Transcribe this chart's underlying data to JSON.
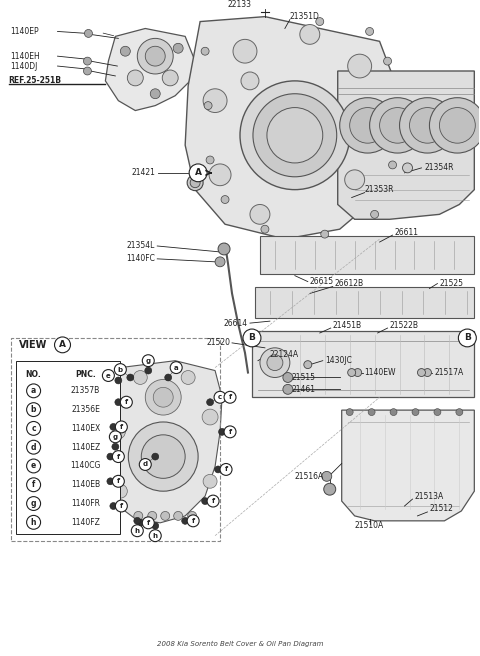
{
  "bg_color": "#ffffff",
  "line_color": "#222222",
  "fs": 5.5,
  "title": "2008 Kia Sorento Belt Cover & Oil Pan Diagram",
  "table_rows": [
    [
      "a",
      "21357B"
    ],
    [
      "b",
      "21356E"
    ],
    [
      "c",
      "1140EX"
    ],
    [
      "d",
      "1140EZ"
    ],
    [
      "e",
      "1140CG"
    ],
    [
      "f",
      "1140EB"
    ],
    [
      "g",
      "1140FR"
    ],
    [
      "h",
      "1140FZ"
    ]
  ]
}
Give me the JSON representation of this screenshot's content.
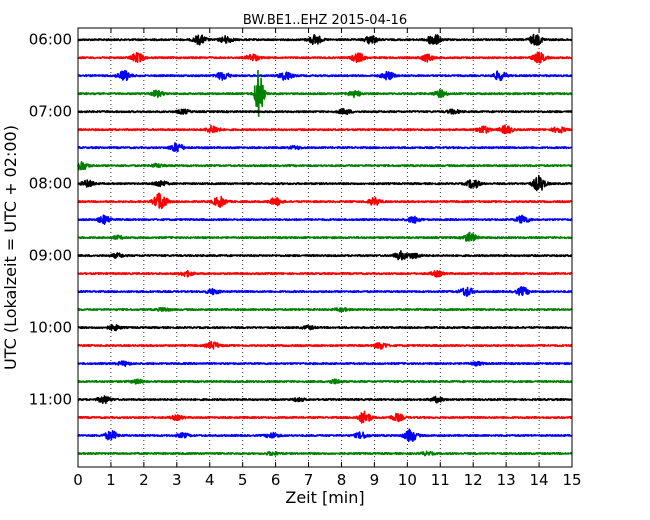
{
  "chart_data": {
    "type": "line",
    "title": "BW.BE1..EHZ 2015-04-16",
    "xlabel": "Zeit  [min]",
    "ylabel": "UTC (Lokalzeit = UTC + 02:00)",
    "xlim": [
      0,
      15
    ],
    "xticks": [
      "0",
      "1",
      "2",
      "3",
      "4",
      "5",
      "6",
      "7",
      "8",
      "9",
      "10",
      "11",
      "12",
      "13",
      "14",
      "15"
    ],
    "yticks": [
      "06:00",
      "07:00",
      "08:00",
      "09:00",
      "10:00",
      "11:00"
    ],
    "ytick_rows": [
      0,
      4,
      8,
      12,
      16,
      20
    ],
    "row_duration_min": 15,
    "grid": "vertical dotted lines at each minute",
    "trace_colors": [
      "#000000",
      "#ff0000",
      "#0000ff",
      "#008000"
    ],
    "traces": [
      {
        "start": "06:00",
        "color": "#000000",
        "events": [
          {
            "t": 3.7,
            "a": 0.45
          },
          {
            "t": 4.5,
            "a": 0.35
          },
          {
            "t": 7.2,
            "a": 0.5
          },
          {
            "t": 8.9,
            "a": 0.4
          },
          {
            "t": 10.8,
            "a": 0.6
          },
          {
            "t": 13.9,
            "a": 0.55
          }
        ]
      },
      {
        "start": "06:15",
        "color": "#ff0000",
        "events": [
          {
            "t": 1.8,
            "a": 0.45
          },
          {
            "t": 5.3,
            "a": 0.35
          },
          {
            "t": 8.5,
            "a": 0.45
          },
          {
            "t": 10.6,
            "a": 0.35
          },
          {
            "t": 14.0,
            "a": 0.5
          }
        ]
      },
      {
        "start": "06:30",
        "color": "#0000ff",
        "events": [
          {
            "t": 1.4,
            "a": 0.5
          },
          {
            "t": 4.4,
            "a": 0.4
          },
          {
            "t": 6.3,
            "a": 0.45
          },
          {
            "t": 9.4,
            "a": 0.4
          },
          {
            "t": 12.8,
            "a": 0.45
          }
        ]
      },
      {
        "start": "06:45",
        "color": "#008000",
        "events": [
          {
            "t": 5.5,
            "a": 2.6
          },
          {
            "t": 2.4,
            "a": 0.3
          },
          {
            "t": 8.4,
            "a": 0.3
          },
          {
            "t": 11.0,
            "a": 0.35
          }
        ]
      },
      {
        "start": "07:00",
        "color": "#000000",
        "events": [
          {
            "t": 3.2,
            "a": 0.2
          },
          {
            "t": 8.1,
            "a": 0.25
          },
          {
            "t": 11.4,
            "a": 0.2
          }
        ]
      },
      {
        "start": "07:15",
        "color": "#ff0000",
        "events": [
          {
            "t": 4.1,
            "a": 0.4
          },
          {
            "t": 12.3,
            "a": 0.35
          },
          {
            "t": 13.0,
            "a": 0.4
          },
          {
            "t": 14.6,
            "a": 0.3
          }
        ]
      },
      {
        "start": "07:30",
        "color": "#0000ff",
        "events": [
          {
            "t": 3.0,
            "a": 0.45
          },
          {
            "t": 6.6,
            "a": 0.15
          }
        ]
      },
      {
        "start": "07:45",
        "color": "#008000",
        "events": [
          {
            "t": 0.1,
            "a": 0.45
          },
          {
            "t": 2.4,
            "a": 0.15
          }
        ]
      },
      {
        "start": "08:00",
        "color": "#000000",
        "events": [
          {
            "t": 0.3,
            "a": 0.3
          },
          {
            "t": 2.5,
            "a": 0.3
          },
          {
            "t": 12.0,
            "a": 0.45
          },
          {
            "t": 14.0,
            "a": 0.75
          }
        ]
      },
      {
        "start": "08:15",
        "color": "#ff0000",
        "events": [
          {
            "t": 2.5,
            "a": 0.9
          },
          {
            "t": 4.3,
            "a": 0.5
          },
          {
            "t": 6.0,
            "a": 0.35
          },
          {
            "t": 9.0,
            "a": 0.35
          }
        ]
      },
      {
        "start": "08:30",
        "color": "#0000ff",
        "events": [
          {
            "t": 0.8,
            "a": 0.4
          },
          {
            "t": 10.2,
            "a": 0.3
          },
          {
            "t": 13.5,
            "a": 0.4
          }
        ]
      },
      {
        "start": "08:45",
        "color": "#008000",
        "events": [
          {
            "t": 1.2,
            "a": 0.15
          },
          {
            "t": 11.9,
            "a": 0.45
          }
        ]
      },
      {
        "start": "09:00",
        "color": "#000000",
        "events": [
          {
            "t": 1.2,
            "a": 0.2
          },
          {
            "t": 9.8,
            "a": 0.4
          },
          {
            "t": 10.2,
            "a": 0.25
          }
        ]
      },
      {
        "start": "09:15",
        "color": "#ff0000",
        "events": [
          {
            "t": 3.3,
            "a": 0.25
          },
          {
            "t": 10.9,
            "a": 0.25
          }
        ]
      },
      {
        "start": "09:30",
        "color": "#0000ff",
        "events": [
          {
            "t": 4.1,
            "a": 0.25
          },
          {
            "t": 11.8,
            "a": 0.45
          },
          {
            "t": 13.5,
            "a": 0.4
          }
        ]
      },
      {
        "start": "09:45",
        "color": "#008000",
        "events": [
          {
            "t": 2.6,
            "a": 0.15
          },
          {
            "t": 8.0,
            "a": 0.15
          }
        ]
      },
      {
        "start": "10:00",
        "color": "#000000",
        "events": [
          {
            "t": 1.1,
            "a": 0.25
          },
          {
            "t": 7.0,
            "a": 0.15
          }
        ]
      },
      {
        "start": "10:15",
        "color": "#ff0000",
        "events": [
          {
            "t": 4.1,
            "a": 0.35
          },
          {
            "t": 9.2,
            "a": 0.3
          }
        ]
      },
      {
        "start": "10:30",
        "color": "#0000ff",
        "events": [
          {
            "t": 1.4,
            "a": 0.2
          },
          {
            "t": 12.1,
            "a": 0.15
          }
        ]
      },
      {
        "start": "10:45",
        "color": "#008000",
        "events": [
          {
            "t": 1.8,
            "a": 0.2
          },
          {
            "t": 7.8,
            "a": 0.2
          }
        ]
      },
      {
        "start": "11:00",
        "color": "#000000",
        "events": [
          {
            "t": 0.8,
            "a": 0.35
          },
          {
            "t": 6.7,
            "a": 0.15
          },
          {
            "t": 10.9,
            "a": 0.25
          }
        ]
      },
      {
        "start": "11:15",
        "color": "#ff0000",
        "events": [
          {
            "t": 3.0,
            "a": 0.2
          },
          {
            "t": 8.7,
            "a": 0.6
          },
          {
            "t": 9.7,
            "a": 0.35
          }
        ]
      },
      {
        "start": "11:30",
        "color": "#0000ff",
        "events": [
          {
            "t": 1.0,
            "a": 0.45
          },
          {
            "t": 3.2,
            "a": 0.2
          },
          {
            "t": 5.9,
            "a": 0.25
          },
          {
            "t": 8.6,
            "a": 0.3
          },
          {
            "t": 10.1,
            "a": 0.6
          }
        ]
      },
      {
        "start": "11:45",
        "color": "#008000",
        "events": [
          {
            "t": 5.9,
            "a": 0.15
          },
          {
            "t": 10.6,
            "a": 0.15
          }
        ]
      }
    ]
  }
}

..........

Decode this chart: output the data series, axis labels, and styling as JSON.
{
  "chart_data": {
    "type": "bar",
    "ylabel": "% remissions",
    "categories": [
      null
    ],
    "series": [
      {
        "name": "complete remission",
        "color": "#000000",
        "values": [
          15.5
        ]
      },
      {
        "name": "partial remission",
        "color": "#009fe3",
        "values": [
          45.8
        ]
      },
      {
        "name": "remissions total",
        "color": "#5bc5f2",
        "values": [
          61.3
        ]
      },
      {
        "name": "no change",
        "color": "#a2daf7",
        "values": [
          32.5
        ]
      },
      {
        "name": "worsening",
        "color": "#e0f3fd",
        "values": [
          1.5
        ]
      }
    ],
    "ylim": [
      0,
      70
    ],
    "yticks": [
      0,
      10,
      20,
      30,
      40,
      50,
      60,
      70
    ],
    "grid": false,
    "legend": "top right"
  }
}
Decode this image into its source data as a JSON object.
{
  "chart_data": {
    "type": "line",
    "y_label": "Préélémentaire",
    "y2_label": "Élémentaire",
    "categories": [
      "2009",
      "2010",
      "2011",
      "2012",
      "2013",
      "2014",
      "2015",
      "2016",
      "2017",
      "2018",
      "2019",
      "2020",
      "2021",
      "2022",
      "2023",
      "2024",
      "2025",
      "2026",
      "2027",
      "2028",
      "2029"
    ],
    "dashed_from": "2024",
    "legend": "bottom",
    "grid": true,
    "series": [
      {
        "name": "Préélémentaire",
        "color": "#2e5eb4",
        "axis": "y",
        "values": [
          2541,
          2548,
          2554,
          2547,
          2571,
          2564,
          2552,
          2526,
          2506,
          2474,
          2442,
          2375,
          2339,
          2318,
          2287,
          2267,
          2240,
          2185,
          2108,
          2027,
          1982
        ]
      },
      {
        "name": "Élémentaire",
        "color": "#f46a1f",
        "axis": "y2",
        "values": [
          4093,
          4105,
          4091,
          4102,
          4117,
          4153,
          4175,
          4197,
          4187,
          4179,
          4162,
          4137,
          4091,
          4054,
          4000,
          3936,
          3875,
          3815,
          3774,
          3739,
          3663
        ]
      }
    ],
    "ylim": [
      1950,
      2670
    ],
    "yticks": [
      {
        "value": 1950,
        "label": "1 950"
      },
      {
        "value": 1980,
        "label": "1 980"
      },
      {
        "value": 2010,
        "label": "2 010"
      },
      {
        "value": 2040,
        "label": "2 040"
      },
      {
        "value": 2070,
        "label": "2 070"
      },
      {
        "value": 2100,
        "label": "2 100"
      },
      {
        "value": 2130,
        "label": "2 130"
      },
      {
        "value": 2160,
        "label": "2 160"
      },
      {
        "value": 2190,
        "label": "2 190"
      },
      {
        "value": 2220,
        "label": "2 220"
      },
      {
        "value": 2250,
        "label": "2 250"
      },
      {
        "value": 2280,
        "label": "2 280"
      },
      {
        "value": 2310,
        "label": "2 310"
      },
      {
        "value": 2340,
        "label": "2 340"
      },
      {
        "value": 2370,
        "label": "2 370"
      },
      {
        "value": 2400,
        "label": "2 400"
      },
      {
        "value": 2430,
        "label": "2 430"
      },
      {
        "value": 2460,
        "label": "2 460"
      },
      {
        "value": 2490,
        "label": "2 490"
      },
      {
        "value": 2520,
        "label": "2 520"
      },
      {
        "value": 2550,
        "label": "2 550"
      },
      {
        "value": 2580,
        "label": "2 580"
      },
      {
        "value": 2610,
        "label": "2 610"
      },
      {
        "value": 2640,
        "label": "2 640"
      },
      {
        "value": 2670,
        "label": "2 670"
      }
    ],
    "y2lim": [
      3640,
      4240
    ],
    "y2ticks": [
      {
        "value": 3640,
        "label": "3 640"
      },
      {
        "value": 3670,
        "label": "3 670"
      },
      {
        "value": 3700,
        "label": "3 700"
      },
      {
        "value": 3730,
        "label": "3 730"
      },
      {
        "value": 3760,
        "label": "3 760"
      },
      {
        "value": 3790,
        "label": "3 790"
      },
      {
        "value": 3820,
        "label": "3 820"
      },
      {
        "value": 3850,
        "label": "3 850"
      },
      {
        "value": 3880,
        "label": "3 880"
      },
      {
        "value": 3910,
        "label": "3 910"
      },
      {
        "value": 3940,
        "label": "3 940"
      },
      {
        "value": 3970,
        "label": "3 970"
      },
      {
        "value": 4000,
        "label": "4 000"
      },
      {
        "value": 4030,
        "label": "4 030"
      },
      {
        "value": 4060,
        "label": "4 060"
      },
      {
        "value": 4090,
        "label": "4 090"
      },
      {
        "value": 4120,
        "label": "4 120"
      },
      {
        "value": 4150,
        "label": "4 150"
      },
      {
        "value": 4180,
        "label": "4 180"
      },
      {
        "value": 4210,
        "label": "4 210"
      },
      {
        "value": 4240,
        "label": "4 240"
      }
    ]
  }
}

..........

Exercise task = Each line in the data that holds the string "grid" should be found and copied.

Exercise response =
    "grid": "vertical dotted lines at each minute",
    "grid": false,
    "grid": true,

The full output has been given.